While a changing magnetic field will produce an electric field, a changing electric field also produces a magnetic field.  When combined, changing electric and magnetic fields form something of a symbiotic relationship which produces an electromagnetic wave.  An example of such is below.

E = electric field, B = magnetic field. Credit: Wiki Commons

The term electromagnetic (EM) wave may sound foreboding, but we experience these waves in our daily lives in the form of radio, microwave, light, ultraviolet, and x-rays.  What differentiates between one type of wave and another is the wavelength.  Long wavelength radiation, such as radio, are low in energy while short wavelength radiation, such as x-rays, are high in energy.

Credit: NASA

During Maxwell’s life, light (visible, infrared, and ultraviolet) was the only EM radiation known to exist.  The hallmark of a valid theory is to make successful predictions and in Maxwell’s case, his theory predicted other forms of electromagnetic radiation that would have the same properties as light.  That it could be diffracted, reflected, polarized, and would have the same velocity.  Heinrich Hertz discovered radio and microwaves in 1888, Wilhelm Roentgen discovered x-rays in 1895, and Paul Villard discovered gamma rays in 1900.  Astronomers, no longer restricted to observing the universe in the optical range of the EM spectrum, now use an armada of radio, infrared, ultraviolet, and x-ray telescopes to obtain a much deeper understanding of the heavens.  The video below demonstrates how the Crab Nebula appears in various parts of the EM spectrum.

Another prediction from Maxwell’s work would spark a revolution in physics in the 20th century.  His equations calculated the speed of light (or any other EM wave) to be a constant at 3.00 × 108 m/s (186,282 miles per second).  The key here is the word constant, which means the speed of light is the same regardless of your velocity towards or away from it.  To use an analogy, if you are driving on a highway at a speed of 60 mph, and the car in the next lane is traveling at 65 mph, you will be passed by that vehicle at a rate of 5 mph.  Now, lets pretend you are traveling in a car exactly 5 mph less than the speed of light.  If a light beam was next to you, your life experience would make you think the light, just like the car, would pass you at a rate of 5 mph.  However, your intuition would be wrong, the light beam would pass you at the speed of light just the same as if you were standing still. 

What gives?

This was a mystery that baffled physicists for half a century and one reason it took a few decades for Maxwell’s work to be fully accepted.  Maxwell predicted EM radiation could travel in a vacuum at the speed of light.  The prevailing wisdom at the time was EM radiation would need a medium, such as air provides for a sound wave, and it would travel at different velocities relative to its direction in the medium then referred to as ether.  In 1887, Albert Michelson and Edward Morley performed an experiment that would measure the speed of light throughout the year as the Earth orbited the Sun.  The concept was to make measurements while the Earth was moving in various directions.  The speed of light was expected to be faster as the Earth moved in a direction opposite the ether was moving in.  The experiment detected no change in the velocity of light and thus, no medium for light to travel in.

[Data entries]
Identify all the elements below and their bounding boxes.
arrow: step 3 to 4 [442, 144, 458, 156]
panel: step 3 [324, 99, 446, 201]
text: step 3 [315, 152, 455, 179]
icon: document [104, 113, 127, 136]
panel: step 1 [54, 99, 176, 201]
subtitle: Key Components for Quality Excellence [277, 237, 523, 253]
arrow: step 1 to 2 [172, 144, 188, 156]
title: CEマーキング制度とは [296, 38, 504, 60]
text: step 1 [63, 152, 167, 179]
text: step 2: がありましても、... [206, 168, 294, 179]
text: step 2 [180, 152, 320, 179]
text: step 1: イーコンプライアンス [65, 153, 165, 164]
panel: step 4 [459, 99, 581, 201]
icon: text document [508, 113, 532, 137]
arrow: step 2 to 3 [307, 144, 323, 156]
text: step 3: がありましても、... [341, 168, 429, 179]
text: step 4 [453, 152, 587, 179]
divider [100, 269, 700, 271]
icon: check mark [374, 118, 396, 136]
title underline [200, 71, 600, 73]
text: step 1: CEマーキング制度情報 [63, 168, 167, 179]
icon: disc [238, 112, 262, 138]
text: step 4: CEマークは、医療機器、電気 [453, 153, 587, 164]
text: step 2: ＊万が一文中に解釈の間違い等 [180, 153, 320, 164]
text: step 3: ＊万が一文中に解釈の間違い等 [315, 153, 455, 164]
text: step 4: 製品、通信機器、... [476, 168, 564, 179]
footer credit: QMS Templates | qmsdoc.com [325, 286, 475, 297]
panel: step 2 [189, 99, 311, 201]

> _TASKS TO CARRY OUT_
a: Answer these questions using the passage on electromagnetic waves:
(i) What differentiates one type of electromagnetic wave from another?
(ii) In what year did Wilhelm Roentgen discover x-rays?
(iii) In what year did Albert Michelson and Edward Morley perform their experiment on the speed of light?
b: Print the passage on electromagnetic waves from "While a changing" to "such is below.".
These records come from a different source than the text.

> _SOLUTIONS IN ORDER_
a:
(i) The wavelength
(ii) 1895
(iii) 1887

b:
While a changing magnetic field will produce an electric field, a changing electric field also produces a magnetic field.  When combined, changing electric and magnetic fields form something of a symbiotic relationship which produces an electromagnetic wave.  An example of such is below.